◆ TASK PROMPT ◆
Your task is to copy every line of the records below that contains "name".

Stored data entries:
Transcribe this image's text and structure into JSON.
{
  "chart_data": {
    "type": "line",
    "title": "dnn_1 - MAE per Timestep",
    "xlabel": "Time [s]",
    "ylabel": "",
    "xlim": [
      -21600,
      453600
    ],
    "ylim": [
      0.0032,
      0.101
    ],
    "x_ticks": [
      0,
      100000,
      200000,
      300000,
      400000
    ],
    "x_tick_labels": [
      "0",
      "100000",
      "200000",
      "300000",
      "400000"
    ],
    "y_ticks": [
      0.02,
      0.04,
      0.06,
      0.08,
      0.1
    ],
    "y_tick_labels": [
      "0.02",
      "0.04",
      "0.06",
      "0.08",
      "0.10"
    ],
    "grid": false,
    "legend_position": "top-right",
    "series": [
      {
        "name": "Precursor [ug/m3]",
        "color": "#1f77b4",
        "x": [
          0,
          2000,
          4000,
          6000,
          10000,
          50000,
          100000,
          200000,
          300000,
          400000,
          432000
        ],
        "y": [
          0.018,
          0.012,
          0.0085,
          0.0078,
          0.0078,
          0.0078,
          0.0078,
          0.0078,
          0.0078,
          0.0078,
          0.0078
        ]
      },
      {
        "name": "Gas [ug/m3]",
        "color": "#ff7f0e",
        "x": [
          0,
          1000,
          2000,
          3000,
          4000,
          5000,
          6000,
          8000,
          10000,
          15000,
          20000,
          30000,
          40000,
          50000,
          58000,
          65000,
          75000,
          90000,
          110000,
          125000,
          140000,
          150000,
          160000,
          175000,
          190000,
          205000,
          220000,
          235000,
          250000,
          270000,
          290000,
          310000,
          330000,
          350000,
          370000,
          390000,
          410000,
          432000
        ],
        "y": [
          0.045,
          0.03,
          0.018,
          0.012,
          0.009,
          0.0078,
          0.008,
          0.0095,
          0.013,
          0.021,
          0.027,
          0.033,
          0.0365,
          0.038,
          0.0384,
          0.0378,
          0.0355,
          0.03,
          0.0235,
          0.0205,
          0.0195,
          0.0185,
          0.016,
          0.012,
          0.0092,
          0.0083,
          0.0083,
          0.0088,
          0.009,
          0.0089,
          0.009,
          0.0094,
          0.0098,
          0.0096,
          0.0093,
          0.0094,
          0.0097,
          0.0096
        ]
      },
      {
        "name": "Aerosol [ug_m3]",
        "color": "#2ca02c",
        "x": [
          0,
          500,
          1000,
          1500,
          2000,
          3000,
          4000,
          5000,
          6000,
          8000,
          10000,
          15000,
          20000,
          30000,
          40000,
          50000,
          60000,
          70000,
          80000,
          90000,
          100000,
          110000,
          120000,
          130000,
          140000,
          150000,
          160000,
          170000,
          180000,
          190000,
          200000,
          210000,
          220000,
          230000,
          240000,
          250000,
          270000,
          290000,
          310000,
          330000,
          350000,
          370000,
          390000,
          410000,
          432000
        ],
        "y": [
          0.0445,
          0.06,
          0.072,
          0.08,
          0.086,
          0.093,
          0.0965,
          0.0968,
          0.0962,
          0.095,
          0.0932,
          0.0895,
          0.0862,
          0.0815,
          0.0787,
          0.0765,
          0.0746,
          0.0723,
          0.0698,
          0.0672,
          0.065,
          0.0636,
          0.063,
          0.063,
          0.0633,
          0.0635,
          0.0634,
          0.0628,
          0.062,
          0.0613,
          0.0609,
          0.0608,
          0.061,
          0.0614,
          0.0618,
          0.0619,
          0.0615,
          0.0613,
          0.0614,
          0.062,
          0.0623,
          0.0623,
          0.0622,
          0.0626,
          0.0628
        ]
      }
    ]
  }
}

---

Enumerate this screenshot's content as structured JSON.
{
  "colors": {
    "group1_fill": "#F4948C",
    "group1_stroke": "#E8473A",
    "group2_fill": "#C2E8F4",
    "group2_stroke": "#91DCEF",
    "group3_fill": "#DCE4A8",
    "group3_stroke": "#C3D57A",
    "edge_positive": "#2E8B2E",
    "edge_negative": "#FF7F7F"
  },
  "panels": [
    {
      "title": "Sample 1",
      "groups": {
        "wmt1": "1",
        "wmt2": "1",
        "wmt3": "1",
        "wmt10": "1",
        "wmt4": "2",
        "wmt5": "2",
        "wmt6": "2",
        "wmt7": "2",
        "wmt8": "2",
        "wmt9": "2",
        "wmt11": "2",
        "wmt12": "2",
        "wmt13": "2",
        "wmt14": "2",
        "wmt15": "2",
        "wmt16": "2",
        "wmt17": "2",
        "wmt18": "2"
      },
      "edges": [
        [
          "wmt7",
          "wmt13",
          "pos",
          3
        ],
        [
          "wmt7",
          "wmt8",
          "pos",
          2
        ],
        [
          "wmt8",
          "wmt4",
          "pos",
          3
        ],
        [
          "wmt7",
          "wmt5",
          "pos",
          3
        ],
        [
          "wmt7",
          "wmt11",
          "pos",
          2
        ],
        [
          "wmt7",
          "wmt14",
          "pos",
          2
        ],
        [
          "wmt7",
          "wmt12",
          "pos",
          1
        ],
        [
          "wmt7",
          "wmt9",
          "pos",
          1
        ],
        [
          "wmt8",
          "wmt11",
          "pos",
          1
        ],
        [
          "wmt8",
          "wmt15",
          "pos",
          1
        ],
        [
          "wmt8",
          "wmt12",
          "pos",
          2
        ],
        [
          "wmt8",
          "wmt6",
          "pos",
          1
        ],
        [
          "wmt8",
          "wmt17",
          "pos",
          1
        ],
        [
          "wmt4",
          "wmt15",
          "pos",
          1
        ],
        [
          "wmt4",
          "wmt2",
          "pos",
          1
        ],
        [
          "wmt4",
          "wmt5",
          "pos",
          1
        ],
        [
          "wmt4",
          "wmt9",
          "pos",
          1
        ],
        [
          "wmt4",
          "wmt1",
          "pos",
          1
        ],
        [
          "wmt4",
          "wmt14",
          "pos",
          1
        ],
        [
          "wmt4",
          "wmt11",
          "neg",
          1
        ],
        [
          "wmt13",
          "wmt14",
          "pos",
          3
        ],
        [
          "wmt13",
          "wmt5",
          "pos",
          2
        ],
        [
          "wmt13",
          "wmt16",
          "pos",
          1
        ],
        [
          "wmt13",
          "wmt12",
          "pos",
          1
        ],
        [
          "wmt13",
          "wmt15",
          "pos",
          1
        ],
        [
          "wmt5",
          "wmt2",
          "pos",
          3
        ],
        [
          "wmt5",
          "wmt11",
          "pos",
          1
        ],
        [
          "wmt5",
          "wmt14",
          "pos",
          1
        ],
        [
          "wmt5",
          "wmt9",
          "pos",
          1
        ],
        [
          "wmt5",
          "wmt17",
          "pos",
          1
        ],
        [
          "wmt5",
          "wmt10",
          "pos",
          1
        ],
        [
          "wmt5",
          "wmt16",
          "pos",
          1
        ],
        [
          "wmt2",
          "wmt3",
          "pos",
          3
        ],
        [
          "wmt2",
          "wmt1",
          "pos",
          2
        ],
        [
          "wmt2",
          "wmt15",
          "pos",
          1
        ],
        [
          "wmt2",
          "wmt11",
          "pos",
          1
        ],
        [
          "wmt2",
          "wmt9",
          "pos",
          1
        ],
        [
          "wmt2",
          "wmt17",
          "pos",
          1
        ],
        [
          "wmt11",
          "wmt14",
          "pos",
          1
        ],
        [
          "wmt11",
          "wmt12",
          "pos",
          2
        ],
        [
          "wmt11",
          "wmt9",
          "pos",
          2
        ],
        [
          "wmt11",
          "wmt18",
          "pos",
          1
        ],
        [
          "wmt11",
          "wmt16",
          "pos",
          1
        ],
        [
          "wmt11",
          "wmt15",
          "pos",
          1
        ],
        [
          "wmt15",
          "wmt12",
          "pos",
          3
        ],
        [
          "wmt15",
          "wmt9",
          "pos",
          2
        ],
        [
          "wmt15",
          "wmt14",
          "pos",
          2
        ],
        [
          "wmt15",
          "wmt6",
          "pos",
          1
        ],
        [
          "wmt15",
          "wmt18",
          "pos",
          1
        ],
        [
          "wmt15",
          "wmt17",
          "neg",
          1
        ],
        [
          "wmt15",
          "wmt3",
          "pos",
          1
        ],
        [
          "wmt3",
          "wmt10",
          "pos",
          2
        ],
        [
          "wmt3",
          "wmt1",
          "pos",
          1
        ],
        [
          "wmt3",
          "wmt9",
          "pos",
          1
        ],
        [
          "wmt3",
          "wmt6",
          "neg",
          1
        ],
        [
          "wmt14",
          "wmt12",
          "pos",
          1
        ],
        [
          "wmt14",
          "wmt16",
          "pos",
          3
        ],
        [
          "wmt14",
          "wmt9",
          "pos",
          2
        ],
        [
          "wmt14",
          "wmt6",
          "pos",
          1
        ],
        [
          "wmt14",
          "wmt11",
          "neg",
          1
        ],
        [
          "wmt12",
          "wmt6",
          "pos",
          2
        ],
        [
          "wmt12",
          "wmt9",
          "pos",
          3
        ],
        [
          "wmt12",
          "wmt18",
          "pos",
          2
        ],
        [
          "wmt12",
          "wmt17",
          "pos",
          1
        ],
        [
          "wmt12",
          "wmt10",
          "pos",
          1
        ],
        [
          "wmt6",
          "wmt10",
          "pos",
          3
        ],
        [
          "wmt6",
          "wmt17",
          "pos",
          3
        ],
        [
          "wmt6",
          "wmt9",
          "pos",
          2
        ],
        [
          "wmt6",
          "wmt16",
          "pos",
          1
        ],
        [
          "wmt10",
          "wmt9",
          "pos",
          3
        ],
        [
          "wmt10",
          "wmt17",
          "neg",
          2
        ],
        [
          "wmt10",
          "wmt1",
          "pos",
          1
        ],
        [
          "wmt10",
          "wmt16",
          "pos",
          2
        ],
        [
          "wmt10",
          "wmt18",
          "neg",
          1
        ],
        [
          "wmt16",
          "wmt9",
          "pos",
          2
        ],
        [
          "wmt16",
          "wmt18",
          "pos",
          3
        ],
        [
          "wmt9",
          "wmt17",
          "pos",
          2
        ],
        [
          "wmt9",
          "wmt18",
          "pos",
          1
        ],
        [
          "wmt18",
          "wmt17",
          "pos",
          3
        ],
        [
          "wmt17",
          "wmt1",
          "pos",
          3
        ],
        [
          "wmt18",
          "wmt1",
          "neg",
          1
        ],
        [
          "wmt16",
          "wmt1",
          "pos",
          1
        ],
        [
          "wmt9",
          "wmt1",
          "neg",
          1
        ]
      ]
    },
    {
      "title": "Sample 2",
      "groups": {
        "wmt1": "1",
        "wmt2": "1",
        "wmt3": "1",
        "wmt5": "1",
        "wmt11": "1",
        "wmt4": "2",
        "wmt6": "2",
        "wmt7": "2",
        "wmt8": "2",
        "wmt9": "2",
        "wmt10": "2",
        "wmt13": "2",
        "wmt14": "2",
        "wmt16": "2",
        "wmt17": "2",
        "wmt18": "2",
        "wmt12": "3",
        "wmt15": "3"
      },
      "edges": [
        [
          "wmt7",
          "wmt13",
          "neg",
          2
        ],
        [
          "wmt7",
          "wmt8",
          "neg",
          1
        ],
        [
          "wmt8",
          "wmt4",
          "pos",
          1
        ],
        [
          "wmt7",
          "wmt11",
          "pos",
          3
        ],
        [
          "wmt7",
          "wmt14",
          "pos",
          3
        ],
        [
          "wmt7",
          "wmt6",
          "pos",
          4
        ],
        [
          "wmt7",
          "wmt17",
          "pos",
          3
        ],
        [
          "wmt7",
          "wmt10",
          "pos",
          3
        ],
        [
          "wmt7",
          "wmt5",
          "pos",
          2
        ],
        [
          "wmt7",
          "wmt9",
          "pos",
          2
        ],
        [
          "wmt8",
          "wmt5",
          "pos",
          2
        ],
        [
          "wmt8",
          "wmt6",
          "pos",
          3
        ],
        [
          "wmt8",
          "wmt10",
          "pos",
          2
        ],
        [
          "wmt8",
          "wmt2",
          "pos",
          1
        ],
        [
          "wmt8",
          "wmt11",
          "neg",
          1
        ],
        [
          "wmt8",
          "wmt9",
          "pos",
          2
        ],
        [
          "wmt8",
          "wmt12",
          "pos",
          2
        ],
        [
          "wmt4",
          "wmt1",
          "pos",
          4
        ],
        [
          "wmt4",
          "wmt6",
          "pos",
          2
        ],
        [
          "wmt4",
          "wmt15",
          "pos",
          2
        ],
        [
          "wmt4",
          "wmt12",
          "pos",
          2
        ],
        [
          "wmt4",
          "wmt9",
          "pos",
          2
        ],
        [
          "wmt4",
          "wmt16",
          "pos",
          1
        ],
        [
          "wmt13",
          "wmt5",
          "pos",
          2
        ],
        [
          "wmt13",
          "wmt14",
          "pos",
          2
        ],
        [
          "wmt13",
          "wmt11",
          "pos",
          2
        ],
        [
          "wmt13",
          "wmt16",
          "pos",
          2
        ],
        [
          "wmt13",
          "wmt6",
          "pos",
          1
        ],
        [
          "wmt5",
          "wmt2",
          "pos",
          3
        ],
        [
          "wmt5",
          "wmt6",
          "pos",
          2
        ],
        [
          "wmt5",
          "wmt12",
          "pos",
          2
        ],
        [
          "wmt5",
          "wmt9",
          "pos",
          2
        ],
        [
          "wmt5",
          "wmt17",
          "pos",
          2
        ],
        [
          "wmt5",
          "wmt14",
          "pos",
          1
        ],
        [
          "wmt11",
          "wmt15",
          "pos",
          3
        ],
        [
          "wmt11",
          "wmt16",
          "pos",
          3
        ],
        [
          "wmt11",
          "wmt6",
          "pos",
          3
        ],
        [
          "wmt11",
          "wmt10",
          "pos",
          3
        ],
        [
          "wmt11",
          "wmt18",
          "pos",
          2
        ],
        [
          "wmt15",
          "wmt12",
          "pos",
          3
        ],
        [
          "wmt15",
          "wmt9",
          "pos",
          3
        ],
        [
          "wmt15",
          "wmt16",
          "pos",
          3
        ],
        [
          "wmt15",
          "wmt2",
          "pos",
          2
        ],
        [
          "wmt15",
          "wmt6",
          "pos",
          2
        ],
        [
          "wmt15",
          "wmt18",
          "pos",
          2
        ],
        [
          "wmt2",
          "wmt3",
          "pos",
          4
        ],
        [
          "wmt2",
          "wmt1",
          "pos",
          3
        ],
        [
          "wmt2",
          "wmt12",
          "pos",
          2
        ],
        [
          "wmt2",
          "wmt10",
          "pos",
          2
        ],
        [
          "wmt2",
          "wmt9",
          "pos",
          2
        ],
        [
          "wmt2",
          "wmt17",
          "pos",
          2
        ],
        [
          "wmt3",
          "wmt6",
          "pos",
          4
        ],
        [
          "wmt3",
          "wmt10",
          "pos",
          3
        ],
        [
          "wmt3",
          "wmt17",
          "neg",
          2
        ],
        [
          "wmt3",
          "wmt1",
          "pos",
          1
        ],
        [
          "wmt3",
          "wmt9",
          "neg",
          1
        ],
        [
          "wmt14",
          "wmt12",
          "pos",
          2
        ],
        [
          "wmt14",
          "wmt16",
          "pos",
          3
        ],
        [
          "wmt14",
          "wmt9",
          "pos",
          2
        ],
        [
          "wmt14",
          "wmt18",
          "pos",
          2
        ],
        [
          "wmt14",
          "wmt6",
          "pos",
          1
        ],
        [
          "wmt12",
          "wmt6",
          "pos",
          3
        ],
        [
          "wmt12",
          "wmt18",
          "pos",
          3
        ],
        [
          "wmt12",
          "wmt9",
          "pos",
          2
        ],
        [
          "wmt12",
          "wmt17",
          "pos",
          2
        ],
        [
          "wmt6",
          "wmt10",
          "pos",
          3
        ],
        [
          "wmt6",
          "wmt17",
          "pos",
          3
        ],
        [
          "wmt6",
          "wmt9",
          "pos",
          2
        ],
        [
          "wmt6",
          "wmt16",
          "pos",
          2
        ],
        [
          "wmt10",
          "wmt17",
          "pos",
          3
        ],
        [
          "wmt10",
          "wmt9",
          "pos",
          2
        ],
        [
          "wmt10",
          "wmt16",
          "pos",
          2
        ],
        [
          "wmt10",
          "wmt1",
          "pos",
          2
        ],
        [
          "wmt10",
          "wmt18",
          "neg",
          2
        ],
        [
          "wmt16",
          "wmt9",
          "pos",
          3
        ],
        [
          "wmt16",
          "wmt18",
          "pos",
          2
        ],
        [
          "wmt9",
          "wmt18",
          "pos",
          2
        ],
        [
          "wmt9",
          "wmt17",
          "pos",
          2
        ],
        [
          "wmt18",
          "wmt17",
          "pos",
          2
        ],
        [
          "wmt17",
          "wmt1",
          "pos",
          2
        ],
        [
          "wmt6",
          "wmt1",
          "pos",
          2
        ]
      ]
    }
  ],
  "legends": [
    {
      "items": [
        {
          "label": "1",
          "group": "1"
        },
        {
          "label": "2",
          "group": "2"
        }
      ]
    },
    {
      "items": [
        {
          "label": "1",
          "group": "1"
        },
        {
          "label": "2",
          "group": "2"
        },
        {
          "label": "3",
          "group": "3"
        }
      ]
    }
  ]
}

...

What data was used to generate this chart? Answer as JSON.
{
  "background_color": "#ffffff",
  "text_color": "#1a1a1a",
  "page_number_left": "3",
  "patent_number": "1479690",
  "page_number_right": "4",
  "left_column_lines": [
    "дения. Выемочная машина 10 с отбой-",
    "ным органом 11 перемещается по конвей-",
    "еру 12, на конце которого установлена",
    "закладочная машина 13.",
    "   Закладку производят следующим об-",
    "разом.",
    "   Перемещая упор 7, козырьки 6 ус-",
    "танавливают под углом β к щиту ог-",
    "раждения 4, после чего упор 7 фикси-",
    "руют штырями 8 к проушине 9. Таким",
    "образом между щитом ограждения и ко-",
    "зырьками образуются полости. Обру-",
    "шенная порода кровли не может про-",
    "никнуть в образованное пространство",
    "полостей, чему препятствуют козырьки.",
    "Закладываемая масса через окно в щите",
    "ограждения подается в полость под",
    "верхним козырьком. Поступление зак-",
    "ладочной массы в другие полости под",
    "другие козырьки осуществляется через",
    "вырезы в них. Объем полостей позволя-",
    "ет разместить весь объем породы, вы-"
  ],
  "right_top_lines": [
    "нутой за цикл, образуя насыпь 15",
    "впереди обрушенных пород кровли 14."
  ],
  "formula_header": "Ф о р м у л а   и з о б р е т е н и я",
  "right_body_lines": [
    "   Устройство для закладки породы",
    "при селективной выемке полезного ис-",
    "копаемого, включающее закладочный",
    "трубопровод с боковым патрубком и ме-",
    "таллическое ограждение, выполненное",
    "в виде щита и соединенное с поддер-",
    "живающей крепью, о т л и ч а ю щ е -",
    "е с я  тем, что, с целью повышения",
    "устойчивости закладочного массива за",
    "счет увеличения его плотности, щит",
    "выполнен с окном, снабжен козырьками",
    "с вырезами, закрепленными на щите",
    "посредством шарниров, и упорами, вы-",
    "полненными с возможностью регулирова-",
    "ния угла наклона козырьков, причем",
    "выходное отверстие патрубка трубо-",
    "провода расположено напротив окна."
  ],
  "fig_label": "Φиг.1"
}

◆ OUTPUT OF THE EXERCISE ◆
        "name": "Precursor [ug/m3]",
        "name": "Gas [ug/m3]",
        "name": "Aerosol [ug_m3]",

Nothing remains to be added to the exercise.